▶ _Listing_:
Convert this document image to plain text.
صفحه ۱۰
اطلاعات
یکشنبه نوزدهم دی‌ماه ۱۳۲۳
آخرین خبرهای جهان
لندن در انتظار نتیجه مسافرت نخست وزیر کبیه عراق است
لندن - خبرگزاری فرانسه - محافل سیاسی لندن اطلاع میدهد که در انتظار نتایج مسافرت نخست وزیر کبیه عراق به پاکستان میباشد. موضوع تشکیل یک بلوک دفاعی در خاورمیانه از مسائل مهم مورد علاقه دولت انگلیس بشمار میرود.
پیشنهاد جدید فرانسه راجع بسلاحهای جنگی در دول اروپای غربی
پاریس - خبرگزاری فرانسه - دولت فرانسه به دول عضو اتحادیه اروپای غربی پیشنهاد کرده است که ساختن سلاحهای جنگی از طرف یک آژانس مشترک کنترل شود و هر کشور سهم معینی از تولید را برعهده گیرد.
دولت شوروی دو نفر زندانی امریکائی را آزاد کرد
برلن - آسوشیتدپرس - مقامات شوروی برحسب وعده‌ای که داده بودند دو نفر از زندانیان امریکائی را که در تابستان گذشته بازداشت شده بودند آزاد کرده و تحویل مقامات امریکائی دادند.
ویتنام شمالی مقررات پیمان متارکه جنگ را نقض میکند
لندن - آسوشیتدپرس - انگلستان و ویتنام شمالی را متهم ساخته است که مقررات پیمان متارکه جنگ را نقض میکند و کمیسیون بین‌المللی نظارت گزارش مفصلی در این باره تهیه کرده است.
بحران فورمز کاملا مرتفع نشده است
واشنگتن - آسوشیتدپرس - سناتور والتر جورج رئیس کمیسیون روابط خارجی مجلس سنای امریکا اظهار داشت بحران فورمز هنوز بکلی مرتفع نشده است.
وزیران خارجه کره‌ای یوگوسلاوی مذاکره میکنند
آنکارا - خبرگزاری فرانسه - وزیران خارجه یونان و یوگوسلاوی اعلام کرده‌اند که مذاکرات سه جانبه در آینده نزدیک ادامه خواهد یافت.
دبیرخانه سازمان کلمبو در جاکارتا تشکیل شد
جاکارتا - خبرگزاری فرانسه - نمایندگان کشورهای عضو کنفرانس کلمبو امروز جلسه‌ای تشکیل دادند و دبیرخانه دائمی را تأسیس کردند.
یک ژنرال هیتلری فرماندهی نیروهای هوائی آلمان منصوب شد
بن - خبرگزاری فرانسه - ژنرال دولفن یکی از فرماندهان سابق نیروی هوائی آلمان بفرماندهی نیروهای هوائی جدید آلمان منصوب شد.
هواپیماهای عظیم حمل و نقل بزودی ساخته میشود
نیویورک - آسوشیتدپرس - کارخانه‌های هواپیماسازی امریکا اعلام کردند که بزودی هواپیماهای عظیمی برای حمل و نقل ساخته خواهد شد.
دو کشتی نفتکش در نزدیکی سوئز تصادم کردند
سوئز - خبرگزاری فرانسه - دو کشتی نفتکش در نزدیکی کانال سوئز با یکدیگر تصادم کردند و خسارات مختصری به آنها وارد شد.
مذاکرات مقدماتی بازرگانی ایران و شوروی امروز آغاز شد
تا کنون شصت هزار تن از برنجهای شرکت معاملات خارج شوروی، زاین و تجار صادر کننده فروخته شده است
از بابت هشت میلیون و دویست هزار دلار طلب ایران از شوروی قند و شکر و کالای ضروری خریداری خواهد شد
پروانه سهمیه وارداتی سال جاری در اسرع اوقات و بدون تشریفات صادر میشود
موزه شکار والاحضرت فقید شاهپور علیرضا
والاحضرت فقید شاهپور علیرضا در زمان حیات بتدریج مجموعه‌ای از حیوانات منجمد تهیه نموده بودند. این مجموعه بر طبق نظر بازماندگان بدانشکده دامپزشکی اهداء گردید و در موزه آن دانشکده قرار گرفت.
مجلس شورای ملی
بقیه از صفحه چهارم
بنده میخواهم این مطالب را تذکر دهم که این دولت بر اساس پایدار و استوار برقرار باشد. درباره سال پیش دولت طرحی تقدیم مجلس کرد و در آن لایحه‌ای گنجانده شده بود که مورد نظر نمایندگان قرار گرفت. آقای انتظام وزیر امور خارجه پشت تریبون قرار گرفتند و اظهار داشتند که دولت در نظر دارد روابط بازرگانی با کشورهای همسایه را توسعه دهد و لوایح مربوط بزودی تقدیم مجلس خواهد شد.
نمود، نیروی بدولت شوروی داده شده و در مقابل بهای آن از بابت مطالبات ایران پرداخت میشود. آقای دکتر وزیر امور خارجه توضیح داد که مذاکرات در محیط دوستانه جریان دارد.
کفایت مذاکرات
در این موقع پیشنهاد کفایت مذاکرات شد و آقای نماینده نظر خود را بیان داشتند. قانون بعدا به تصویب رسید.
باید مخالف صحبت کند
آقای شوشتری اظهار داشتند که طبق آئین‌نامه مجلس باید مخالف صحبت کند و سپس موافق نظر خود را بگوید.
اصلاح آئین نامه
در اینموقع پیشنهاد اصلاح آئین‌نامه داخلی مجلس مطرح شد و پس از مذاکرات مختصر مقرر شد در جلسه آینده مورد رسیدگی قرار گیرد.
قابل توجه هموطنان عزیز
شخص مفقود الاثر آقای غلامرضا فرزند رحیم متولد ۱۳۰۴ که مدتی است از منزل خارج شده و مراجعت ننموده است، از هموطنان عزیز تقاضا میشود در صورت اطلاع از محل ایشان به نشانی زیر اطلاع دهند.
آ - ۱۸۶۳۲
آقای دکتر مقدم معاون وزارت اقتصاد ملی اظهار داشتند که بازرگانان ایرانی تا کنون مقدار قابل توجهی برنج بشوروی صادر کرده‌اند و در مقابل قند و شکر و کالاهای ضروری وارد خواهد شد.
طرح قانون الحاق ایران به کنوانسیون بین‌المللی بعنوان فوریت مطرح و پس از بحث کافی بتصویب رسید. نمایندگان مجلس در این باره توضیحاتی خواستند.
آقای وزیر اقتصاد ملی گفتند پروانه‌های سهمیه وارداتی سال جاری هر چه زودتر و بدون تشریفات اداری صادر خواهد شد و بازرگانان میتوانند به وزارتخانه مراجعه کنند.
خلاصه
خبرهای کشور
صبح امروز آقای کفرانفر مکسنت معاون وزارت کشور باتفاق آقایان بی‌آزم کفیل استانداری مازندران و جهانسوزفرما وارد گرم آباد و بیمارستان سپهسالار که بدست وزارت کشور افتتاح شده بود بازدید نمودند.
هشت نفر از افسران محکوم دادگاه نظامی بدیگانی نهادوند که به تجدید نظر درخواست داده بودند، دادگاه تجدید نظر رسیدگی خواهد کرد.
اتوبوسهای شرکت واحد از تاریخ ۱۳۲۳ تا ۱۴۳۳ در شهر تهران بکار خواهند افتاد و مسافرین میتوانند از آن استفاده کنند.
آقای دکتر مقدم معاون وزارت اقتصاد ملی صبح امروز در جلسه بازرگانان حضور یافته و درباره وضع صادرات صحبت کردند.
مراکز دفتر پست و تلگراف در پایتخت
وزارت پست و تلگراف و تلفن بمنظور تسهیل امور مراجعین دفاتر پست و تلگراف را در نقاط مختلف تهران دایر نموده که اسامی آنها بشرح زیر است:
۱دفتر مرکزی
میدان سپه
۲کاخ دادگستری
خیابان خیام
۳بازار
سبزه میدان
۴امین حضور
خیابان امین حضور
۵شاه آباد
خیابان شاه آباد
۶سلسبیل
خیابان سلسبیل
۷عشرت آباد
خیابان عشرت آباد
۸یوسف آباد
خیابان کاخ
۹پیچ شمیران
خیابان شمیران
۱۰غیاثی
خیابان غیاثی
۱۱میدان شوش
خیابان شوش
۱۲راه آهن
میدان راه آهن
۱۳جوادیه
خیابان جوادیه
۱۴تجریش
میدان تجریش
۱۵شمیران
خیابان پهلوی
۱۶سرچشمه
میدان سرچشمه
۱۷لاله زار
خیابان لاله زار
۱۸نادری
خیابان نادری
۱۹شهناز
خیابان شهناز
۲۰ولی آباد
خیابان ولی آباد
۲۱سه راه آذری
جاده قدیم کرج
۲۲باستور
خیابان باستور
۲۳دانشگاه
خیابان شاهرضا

▶ _Problem requirements_: Show all lines from the listing above in which "نزدیکی" appears.

▶ _Solved problem_:
دو کشتی نفتکش در نزدیکی سوئز تصادم کردند
سوئز - خبرگزاری فرانسه - دو کشتی نفتکش در نزدیکی کانال سوئز با یکدیگر تصادم کردند و خسارات مختصری به آنها وارد شد.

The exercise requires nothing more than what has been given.